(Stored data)
|---|
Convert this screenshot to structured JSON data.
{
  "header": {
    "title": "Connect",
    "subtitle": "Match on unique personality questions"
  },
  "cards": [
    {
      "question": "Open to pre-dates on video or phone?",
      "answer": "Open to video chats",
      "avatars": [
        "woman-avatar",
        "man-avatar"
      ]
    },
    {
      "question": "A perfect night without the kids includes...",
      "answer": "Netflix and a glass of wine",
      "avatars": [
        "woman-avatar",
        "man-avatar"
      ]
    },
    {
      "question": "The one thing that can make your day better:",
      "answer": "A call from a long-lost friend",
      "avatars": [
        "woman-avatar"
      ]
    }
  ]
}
|---|
▸ **WRITTEN INSTRUCTION**: Transcribe all of the entries without altering anything.

▸ **FINISHED ANSWER**:
Convert this screenshot to structured JSON data.
{
  "header": {
    "title": "Connect",
    "subtitle": "Match on unique personality questions"
  },
  "cards": [
    {
      "question": "Open to pre-dates on video or phone?",
      "answer": "Open to video chats",
      "avatars": [
        "woman-avatar",
        "man-avatar"
      ]
    },
    {
      "question": "A perfect night without the kids includes...",
      "answer": "Netflix and a glass of wine",
      "avatars": [
        "woman-avatar",
        "man-avatar"
      ]
    },
    {
      "question": "The one thing that can make your day better:",
      "answer": "A call from a long-lost friend",
      "avatars": [
        "woman-avatar"
      ]
    }
  ]
}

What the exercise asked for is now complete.